## Aim of the task
Exact repetition of every entry is required.

** START Source material **

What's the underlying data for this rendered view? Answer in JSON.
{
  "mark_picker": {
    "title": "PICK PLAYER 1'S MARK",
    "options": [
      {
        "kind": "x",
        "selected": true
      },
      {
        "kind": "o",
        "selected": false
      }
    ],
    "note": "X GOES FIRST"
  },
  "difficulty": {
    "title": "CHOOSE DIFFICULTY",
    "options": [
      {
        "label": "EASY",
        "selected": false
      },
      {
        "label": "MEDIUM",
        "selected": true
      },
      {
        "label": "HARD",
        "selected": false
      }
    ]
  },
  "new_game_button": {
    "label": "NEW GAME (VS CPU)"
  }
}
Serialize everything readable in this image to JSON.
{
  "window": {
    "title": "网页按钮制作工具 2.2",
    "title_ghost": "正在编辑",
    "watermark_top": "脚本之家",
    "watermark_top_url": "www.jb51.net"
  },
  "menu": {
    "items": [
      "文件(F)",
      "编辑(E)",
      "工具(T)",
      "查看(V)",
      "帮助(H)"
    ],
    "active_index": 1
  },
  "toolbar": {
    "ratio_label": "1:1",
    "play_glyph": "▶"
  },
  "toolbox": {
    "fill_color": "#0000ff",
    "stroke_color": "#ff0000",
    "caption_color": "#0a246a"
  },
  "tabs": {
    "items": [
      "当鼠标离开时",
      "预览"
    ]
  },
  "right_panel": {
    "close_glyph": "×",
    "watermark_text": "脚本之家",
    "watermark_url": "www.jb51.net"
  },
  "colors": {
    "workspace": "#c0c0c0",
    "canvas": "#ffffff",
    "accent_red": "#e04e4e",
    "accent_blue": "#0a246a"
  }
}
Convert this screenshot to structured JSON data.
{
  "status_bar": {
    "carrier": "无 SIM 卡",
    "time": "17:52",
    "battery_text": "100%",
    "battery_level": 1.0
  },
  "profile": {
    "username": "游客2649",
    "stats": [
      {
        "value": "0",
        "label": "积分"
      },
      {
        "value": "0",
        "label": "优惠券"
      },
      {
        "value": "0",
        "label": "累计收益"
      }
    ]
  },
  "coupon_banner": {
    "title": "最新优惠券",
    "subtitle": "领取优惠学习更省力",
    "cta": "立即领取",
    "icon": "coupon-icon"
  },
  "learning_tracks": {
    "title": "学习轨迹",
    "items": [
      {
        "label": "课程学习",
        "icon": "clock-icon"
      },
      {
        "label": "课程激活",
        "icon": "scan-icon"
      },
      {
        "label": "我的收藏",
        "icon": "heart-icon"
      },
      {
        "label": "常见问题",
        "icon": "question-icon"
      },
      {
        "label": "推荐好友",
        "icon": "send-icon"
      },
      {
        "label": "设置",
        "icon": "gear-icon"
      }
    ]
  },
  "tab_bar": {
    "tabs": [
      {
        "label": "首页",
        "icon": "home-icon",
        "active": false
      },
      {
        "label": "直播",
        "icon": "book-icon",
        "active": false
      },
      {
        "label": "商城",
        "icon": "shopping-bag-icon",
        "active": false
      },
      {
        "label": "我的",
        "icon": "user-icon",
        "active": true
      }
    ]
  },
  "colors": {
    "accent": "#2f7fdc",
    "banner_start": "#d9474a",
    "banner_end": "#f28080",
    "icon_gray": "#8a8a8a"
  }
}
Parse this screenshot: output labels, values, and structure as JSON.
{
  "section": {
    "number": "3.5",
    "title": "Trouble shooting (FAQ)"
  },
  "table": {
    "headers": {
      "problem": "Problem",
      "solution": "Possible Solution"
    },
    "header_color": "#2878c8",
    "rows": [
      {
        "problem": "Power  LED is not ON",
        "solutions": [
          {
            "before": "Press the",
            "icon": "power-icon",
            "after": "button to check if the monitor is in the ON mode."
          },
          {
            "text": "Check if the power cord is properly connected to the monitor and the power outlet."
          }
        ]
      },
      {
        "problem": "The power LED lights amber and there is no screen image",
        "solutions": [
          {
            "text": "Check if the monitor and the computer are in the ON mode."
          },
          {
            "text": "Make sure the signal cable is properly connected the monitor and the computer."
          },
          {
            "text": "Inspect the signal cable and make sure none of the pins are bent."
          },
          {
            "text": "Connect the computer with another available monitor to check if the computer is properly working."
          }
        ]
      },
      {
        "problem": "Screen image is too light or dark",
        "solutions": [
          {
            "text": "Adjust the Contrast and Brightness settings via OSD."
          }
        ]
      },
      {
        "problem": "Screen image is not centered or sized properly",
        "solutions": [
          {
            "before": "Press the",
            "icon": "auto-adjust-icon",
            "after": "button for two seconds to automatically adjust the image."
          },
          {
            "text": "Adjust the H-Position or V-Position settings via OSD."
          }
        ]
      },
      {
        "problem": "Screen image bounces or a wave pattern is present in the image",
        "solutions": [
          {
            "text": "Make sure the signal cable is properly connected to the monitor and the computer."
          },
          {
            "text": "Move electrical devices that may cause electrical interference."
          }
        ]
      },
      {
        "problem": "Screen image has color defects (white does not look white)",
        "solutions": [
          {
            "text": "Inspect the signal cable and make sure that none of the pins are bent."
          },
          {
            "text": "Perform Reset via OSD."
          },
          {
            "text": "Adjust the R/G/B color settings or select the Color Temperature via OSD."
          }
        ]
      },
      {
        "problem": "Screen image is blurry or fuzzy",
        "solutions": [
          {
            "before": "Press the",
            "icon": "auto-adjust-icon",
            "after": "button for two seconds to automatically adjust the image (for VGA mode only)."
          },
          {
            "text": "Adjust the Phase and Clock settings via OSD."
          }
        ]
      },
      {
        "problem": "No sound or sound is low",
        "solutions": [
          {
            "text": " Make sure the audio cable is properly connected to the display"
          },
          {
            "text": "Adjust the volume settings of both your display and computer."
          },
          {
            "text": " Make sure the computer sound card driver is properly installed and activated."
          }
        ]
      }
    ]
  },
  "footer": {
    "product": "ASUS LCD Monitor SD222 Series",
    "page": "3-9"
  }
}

** END Source material **

## Correct response
What's the underlying data for this rendered view? Answer in JSON.
{
  "mark_picker": {
    "title": "PICK PLAYER 1'S MARK",
    "options": [
      {
        "kind": "x",
        "selected": true
      },
      {
        "kind": "o",
        "selected": false
      }
    ],
    "note": "X GOES FIRST"
  },
  "difficulty": {
    "title": "CHOOSE DIFFICULTY",
    "options": [
      {
        "label": "EASY",
        "selected": false
      },
      {
        "label": "MEDIUM",
        "selected": true
      },
      {
        "label": "HARD",
        "selected": false
      }
    ]
  },
  "new_game_button": {
    "label": "NEW GAME (VS CPU)"
  }
}
Serialize everything readable in this image to JSON.
{
  "window": {
    "title": "网页按钮制作工具 2.2",
    "title_ghost": "正在编辑",
    "watermark_top": "脚本之家",
    "watermark_top_url": "www.jb51.net"
  },
  "menu": {
    "items": [
      "文件(F)",
      "编辑(E)",
      "工具(T)",
      "查看(V)",
      "帮助(H)"
    ],
    "active_index": 1
  },
  "toolbar": {
    "ratio_label": "1:1",
    "play_glyph": "▶"
  },
  "toolbox": {
    "fill_color": "#0000ff",
    "stroke_color": "#ff0000",
    "caption_color": "#0a246a"
  },
  "tabs": {
    "items": [
      "当鼠标离开时",
      "预览"
    ]
  },
  "right_panel": {
    "close_glyph": "×",
    "watermark_text": "脚本之家",
    "watermark_url": "www.jb51.net"
  },
  "colors": {
    "workspace": "#c0c0c0",
    "canvas": "#ffffff",
    "accent_red": "#e04e4e",
    "accent_blue": "#0a246a"
  }
}
Convert this screenshot to structured JSON data.
{
  "status_bar": {
    "carrier": "无 SIM 卡",
    "time": "17:52",
    "battery_text": "100%",
    "battery_level": 1.0
  },
  "profile": {
    "username": "游客2649",
    "stats": [
      {
        "value": "0",
        "label": "积分"
      },
      {
        "value": "0",
        "label": "优惠券"
      },
      {
        "value": "0",
        "label": "累计收益"
      }
    ]
  },
  "coupon_banner": {
    "title": "最新优惠券",
    "subtitle": "领取优惠学习更省力",
    "cta": "立即领取",
    "icon": "coupon-icon"
  },
  "learning_tracks": {
    "title": "学习轨迹",
    "items": [
      {
        "label": "课程学习",
        "icon": "clock-icon"
      },
      {
        "label": "课程激活",
        "icon": "scan-icon"
      },
      {
        "label": "我的收藏",
        "icon": "heart-icon"
      },
      {
        "label": "常见问题",
        "icon": "question-icon"
      },
      {
        "label": "推荐好友",
        "icon": "send-icon"
      },
      {
        "label": "设置",
        "icon": "gear-icon"
      }
    ]
  },
  "tab_bar": {
    "tabs": [
      {
        "label": "首页",
        "icon": "home-icon",
        "active": false
      },
      {
        "label": "直播",
        "icon": "book-icon",
        "active": false
      },
      {
        "label": "商城",
        "icon": "shopping-bag-icon",
        "active": false
      },
      {
        "label": "我的",
        "icon": "user-icon",
        "active": true
      }
    ]
  },
  "colors": {
    "accent": "#2f7fdc",
    "banner_start": "#d9474a",
    "banner_end": "#f28080",
    "icon_gray": "#8a8a8a"
  }
}
Parse this screenshot: output labels, values, and structure as JSON.
{
  "section": {
    "number": "3.5",
    "title": "Trouble shooting (FAQ)"
  },
  "table": {
    "headers": {
      "problem": "Problem",
      "solution": "Possible Solution"
    },
    "header_color": "#2878c8",
    "rows": [
      {
        "problem": "Power  LED is not ON",
        "solutions": [
          {
            "before": "Press the",
            "icon": "power-icon",
            "after": "button to check if the monitor is in the ON mode."
          },
          {
            "text": "Check if the power cord is properly connected to the monitor and the power outlet."
          }
        ]
      },
      {
        "problem": "The power LED lights amber and there is no screen image",
        "solutions": [
          {
            "text": "Check if the monitor and the computer are in the ON mode."
          },
          {
            "text": "Make sure the signal cable is properly connected the monitor and the computer."
          },
          {
            "text": "Inspect the signal cable and make sure none of the pins are bent."
          },
          {
            "text": "Connect the computer with another available monitor to check if the computer is properly working."
          }
        ]
      },
      {
        "problem": "Screen image is too light or dark",
        "solutions": [
          {
            "text": "Adjust the Contrast and Brightness settings via OSD."
          }
        ]
      },
      {
        "problem": "Screen image is not centered or sized properly",
        "solutions": [
          {
            "before": "Press the",
            "icon": "auto-adjust-icon",
            "after": "button for two seconds to automatically adjust the image."
          },
          {
            "text": "Adjust the H-Position or V-Position settings via OSD."
          }
        ]
      },
      {
        "problem": "Screen image bounces or a wave pattern is present in the image",
        "solutions": [
          {
            "text": "Make sure the signal cable is properly connected to the monitor and the computer."
          },
          {
            "text": "Move electrical devices that may cause electrical interference."
          }
        ]
      },
      {
        "problem": "Screen image has color defects (white does not look white)",
        "solutions": [
          {
            "text": "Inspect the signal cable and make sure that none of the pins are bent."
          },
          {
            "text": "Perform Reset via OSD."
          },
          {
            "text": "Adjust the R/G/B color settings or select the Color Temperature via OSD."
          }
        ]
      },
      {
        "problem": "Screen image is blurry or fuzzy",
        "solutions": [
          {
            "before": "Press the",
            "icon": "auto-adjust-icon",
            "after": "button for two seconds to automatically adjust the image (for VGA mode only)."
          },
          {
            "text": "Adjust the Phase and Clock settings via OSD."
          }
        ]
      },
      {
        "problem": "No sound or sound is low",
        "solutions": [
          {
            "text": " Make sure the audio cable is properly connected to the display"
          },
          {
            "text": "Adjust the volume settings of both your display and computer."
          },
          {
            "text": " Make sure the computer sound card driver is properly installed and activated."
          }
        ]
      }
    ]
  },
  "footer": {
    "product": "ASUS LCD Monitor SD222 Series",
    "page": "3-9"
  }
}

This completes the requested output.